## What you are asked to do
Check each line of the listing below for the string "нахожу", and give only how many lines hold it.

--- START Available records ---

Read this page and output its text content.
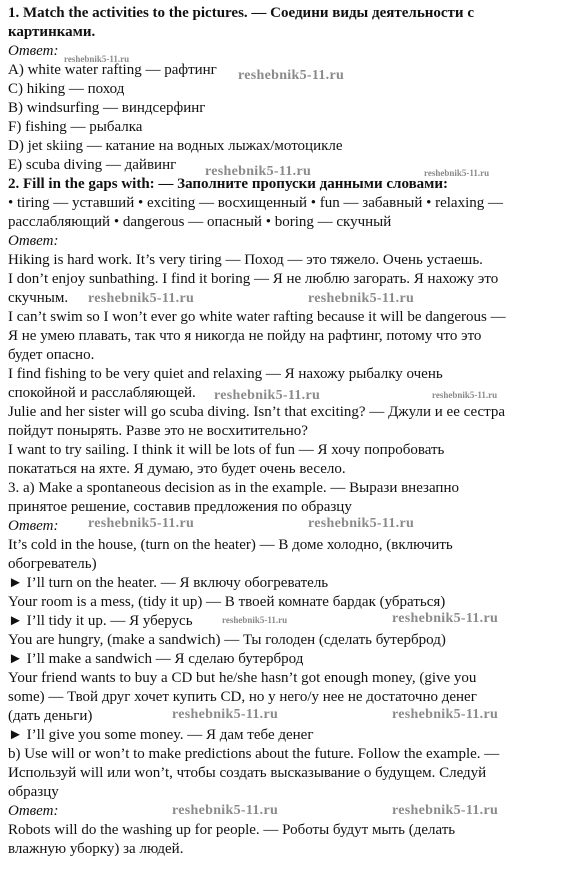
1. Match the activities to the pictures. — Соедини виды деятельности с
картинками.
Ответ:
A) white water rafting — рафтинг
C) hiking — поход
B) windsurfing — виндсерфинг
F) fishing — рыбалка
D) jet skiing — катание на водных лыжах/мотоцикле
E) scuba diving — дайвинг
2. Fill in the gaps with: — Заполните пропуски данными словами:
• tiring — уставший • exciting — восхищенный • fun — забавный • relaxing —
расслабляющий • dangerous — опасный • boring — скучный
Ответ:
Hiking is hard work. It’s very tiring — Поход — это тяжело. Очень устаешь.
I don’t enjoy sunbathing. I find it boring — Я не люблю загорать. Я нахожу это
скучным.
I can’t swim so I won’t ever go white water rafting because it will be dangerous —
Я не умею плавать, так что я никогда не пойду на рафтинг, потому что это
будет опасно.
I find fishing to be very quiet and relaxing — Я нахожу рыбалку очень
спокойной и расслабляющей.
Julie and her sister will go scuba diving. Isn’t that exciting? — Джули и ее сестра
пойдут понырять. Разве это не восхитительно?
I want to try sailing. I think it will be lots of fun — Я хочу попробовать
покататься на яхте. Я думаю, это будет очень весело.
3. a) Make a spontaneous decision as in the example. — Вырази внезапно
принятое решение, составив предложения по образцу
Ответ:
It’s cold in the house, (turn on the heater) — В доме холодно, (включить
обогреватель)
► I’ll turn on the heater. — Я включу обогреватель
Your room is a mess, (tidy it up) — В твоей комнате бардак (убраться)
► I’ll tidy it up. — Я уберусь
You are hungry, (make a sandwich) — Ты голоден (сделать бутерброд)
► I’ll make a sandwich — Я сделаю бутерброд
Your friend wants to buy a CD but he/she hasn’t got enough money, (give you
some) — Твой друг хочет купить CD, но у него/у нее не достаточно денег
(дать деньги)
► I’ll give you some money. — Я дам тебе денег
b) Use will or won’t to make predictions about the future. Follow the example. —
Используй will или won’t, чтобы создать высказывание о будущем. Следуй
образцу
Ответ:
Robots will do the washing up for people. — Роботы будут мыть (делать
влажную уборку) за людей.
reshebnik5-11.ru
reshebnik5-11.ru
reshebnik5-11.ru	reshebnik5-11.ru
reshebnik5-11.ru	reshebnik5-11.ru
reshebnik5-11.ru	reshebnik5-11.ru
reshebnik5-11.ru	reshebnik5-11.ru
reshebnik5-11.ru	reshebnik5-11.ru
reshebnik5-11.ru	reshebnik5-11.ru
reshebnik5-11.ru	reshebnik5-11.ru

--- END Available records ---
--- START Available records ---

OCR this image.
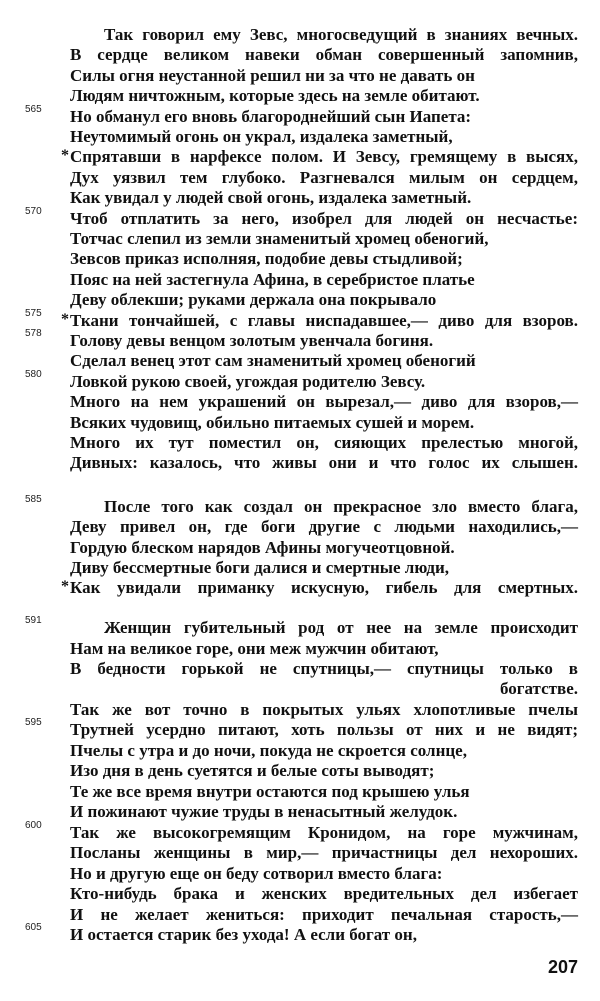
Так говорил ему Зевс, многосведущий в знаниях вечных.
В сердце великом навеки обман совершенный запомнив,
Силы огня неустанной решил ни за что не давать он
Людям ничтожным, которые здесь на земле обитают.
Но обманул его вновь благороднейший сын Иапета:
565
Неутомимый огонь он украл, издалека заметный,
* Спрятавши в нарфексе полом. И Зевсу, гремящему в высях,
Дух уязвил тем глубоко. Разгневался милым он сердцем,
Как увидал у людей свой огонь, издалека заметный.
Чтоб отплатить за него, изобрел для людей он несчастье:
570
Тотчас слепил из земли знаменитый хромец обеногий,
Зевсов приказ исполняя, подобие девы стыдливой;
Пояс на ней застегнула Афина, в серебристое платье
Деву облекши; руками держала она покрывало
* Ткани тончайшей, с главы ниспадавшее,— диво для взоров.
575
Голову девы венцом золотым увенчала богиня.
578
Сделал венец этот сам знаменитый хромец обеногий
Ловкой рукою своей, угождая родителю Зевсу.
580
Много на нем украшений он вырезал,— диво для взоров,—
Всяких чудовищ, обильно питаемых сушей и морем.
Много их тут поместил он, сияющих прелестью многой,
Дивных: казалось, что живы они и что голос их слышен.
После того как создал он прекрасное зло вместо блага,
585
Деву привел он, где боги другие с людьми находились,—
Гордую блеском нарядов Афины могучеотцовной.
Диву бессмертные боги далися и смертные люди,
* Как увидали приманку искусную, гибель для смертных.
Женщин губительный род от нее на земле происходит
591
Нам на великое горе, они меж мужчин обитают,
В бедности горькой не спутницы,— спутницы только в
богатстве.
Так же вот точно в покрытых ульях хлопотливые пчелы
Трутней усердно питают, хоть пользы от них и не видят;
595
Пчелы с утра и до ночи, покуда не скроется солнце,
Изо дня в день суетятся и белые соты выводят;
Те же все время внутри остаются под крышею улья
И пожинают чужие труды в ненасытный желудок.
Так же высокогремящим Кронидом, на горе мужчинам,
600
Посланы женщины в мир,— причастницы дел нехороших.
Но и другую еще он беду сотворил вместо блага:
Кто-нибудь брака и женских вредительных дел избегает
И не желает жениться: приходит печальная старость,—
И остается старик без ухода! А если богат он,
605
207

--- END Available records ---
--- START Available records ---

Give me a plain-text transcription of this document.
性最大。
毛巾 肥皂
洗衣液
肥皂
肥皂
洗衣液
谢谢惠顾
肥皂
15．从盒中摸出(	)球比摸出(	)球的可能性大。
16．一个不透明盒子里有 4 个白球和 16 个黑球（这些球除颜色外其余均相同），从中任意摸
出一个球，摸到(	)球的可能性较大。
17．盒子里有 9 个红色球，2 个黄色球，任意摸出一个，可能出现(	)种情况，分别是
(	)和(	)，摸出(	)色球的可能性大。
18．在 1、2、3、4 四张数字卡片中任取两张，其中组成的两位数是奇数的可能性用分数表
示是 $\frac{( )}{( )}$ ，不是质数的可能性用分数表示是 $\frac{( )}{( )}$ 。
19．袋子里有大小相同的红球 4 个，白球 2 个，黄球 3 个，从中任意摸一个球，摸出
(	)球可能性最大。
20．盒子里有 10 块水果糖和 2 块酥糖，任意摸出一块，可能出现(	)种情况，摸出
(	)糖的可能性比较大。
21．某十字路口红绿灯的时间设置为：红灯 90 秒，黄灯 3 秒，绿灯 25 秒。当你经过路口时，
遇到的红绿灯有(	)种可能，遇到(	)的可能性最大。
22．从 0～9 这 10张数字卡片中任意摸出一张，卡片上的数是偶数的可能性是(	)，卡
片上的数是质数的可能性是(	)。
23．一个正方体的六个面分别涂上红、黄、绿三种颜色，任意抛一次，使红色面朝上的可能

--- END Available records ---

## Full answer
2